§ **Set problem**
Repeat the material verbatim. Images are excluded from the copy.

[Dataset records]

========

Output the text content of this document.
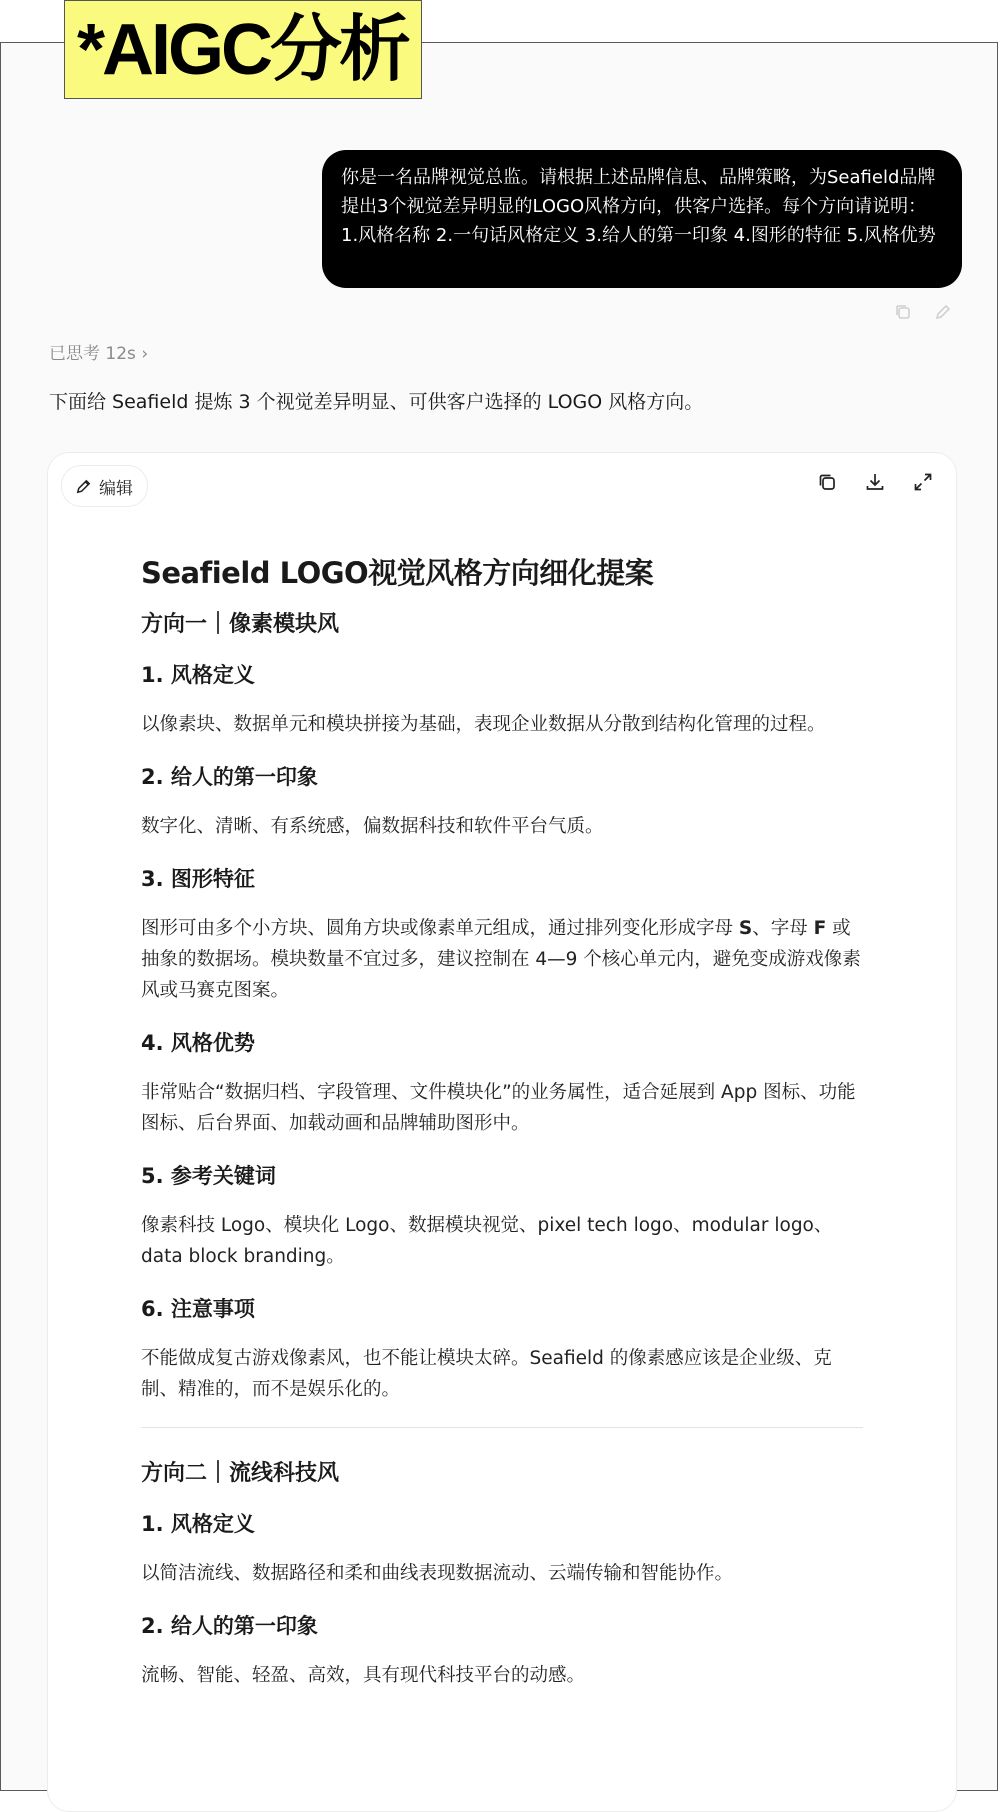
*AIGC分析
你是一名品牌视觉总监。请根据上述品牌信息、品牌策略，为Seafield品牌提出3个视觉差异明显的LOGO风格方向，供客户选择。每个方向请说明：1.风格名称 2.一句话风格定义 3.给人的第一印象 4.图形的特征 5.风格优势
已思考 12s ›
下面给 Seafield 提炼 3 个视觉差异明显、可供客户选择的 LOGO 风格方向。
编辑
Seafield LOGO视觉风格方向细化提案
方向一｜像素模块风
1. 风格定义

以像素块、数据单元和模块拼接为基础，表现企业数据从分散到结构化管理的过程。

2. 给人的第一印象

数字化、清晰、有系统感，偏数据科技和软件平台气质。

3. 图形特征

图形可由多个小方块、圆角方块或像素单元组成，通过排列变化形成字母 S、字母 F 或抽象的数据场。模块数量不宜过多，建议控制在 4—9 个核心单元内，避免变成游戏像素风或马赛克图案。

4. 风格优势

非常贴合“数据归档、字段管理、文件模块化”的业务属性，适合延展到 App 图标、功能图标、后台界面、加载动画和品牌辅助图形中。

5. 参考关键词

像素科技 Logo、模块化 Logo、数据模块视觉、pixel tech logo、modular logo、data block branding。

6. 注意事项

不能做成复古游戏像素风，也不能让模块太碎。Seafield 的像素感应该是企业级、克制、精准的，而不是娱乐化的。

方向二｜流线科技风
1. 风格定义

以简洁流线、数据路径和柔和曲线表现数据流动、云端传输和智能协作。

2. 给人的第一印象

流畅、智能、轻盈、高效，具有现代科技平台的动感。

========

§ **Written solution**
Output the text content of this document.
*AIGC分析
你是一名品牌视觉总监。请根据上述品牌信息、品牌策略，为Seafield品牌提出3个视觉差异明显的LOGO风格方向，供客户选择。每个方向请说明：1.风格名称 2.一句话风格定义 3.给人的第一印象 4.图形的特征 5.风格优势
已思考 12s ›
下面给 Seafield 提炼 3 个视觉差异明显、可供客户选择的 LOGO 风格方向。
编辑
Seafield LOGO视觉风格方向细化提案
方向一｜像素模块风
1. 风格定义

以像素块、数据单元和模块拼接为基础，表现企业数据从分散到结构化管理的过程。

2. 给人的第一印象

数字化、清晰、有系统感，偏数据科技和软件平台气质。

3. 图形特征

图形可由多个小方块、圆角方块或像素单元组成，通过排列变化形成字母 S、字母 F 或抽象的数据场。模块数量不宜过多，建议控制在 4—9 个核心单元内，避免变成游戏像素风或马赛克图案。

4. 风格优势

非常贴合“数据归档、字段管理、文件模块化”的业务属性，适合延展到 App 图标、功能图标、后台界面、加载动画和品牌辅助图形中。

5. 参考关键词

像素科技 Logo、模块化 Logo、数据模块视觉、pixel tech logo、modular logo、data block branding。

6. 注意事项

不能做成复古游戏像素风，也不能让模块太碎。Seafield 的像素感应该是企业级、克制、精准的，而不是娱乐化的。

方向二｜流线科技风
1. 风格定义

以简洁流线、数据路径和柔和曲线表现数据流动、云端传输和智能协作。

2. 给人的第一印象

流畅、智能、轻盈、高效，具有现代科技平台的动感。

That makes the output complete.